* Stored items

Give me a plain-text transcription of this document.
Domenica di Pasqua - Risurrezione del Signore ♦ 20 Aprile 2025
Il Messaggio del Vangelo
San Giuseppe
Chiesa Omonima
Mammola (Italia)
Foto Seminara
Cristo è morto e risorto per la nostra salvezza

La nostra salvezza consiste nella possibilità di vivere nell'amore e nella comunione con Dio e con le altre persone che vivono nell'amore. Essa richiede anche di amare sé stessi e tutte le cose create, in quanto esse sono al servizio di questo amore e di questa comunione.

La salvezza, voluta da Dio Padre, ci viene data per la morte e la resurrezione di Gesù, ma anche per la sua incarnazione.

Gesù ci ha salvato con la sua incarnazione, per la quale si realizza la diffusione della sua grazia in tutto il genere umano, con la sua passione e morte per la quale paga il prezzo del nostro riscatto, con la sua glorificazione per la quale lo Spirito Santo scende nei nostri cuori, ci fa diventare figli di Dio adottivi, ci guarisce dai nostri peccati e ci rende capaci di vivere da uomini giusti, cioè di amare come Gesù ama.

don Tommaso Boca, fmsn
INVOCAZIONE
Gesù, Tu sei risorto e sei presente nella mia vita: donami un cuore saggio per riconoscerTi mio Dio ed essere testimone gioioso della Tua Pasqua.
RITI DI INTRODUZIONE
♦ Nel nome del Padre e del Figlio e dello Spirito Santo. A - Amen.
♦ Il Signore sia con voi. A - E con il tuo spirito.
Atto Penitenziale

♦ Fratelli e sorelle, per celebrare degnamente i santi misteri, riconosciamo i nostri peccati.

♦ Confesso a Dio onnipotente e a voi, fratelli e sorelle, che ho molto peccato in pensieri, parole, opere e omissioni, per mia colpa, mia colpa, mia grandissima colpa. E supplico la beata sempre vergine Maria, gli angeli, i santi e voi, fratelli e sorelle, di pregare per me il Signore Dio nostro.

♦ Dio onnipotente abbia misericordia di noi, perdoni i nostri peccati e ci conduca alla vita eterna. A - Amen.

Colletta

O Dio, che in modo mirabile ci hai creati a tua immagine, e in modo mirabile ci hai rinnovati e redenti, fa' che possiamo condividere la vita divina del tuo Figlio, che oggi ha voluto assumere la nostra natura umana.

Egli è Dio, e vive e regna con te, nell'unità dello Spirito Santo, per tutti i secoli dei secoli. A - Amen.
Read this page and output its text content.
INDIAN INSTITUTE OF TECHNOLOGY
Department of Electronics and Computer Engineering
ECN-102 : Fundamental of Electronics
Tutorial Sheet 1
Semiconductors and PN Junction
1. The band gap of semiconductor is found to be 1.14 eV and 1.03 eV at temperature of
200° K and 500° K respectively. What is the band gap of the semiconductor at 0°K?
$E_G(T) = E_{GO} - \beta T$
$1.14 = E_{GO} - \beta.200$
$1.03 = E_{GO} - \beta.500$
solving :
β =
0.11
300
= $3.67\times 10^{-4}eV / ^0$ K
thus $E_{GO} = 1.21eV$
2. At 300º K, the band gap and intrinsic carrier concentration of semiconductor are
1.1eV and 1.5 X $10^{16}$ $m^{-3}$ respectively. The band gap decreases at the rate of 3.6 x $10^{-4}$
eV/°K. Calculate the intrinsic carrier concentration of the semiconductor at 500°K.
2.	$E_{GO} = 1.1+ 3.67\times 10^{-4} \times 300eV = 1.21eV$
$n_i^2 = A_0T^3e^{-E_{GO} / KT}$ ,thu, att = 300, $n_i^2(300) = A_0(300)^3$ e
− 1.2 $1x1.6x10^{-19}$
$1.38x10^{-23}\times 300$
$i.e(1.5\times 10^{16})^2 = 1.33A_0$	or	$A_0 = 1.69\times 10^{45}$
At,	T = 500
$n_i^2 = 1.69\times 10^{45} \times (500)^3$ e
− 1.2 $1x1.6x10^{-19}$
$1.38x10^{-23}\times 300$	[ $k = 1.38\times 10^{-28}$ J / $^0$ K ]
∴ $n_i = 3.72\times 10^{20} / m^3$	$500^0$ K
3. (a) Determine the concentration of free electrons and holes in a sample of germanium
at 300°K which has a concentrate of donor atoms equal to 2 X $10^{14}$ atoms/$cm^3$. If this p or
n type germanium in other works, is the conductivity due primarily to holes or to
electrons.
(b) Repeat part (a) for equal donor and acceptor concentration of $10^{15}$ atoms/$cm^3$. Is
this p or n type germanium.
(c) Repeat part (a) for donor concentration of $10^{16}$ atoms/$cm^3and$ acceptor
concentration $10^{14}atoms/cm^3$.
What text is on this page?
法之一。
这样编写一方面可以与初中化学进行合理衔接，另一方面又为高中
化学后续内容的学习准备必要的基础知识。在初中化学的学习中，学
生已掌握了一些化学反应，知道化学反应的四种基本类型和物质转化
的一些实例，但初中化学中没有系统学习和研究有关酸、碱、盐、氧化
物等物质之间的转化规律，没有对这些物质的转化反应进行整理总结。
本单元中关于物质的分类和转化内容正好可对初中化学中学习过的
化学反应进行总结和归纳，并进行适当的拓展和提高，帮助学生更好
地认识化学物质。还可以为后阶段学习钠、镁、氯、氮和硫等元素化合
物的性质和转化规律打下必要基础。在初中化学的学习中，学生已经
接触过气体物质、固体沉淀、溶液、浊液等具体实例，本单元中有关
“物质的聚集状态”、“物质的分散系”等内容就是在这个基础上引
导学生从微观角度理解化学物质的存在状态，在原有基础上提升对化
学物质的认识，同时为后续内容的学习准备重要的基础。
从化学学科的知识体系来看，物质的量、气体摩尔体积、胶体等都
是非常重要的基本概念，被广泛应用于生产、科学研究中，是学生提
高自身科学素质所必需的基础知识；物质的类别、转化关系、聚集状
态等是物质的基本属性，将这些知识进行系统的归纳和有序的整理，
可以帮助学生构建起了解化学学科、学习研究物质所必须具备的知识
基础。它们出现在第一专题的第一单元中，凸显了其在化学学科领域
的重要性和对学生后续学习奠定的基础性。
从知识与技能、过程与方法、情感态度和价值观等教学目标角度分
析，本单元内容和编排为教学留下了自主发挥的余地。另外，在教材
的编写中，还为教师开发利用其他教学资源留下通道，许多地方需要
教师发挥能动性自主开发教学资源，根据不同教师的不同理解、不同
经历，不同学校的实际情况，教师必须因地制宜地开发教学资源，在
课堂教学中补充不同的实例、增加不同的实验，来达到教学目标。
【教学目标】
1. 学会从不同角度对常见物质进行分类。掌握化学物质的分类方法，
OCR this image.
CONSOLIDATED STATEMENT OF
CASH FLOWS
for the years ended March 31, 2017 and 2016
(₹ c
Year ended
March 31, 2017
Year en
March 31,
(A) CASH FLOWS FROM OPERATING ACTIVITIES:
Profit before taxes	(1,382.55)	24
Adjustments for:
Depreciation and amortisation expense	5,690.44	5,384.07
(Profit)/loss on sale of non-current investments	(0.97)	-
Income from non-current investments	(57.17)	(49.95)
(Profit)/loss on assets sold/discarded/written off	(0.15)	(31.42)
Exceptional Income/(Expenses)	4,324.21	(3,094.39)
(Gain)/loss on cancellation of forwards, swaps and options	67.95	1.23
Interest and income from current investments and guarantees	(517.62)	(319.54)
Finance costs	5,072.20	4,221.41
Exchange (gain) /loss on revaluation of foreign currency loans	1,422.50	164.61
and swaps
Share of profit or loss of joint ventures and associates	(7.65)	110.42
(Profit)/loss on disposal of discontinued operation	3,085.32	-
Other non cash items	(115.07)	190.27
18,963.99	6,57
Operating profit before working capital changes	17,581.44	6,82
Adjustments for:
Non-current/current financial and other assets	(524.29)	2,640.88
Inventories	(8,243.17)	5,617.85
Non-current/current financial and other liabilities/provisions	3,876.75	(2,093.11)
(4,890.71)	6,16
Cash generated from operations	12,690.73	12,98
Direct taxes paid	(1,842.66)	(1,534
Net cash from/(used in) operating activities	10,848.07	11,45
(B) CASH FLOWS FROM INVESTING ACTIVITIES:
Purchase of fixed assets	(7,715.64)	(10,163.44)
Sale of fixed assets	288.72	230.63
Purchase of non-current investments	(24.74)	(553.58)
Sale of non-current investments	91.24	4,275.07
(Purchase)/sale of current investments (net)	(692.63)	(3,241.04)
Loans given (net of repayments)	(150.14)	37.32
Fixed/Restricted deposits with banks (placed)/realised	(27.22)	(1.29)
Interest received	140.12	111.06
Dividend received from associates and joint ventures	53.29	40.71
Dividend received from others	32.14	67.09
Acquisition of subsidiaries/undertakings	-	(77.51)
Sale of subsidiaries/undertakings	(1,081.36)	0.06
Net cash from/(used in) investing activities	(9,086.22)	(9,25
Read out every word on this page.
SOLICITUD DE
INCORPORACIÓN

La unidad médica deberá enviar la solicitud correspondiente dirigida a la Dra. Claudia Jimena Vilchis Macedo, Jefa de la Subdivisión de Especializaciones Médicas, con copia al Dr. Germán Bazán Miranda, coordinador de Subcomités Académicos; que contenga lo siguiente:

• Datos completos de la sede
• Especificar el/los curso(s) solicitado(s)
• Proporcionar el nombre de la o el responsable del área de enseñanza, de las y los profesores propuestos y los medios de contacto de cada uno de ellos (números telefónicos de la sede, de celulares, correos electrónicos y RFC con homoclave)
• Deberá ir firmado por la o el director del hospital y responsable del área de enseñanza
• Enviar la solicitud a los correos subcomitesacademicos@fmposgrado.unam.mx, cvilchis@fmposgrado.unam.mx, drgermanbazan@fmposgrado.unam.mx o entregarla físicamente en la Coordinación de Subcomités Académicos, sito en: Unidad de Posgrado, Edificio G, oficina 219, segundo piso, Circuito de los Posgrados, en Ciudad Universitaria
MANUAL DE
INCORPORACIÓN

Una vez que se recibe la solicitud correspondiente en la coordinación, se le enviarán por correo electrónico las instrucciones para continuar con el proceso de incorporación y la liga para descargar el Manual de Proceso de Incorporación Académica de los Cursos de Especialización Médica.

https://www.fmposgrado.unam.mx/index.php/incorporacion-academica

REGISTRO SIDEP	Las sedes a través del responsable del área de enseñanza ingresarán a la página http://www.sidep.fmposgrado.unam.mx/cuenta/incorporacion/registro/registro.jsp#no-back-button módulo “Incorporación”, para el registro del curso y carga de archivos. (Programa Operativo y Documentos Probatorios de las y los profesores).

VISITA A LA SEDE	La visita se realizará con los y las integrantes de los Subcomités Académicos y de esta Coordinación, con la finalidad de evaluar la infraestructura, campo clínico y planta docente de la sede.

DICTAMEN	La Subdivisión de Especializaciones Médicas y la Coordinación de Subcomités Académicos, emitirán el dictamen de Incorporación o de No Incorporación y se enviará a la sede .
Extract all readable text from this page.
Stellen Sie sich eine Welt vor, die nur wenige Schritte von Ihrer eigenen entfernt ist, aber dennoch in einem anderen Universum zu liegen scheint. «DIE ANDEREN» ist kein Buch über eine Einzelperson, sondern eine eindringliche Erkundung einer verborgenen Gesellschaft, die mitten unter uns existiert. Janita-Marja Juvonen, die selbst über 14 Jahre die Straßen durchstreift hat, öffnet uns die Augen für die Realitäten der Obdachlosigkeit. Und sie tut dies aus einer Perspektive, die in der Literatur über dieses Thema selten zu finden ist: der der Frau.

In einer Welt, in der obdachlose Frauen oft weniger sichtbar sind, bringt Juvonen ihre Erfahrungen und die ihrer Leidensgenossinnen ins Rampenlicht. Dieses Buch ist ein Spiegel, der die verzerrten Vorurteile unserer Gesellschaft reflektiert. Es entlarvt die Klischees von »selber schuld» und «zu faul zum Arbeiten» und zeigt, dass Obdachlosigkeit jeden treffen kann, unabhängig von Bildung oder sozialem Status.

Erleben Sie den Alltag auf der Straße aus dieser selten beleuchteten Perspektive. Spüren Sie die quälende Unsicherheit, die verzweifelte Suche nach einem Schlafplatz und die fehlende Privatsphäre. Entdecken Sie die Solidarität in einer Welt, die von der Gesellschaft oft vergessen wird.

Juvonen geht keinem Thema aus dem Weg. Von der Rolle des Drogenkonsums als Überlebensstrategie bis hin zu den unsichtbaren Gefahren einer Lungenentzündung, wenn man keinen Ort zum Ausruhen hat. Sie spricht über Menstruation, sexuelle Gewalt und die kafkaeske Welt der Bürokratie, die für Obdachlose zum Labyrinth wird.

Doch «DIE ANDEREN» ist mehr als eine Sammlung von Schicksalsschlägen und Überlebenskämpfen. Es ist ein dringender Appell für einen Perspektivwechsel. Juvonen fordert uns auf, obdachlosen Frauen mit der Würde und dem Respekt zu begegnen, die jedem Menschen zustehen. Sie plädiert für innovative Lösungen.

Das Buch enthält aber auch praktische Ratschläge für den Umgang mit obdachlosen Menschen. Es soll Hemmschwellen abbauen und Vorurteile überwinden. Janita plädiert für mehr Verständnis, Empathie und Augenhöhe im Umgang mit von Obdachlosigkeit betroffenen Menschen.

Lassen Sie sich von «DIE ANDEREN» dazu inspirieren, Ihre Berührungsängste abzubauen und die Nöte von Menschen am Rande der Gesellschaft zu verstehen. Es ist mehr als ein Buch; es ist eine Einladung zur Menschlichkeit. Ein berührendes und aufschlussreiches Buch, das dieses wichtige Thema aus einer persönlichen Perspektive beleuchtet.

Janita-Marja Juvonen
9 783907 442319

* Written exercise
Go through the data above and find the lines with the word "joint". Copy each of those lines.

* Final answer
Share of profit or loss of joint ventures and associates	(7.65)	110.42
Dividend received from associates and joint ventures	53.29	40.71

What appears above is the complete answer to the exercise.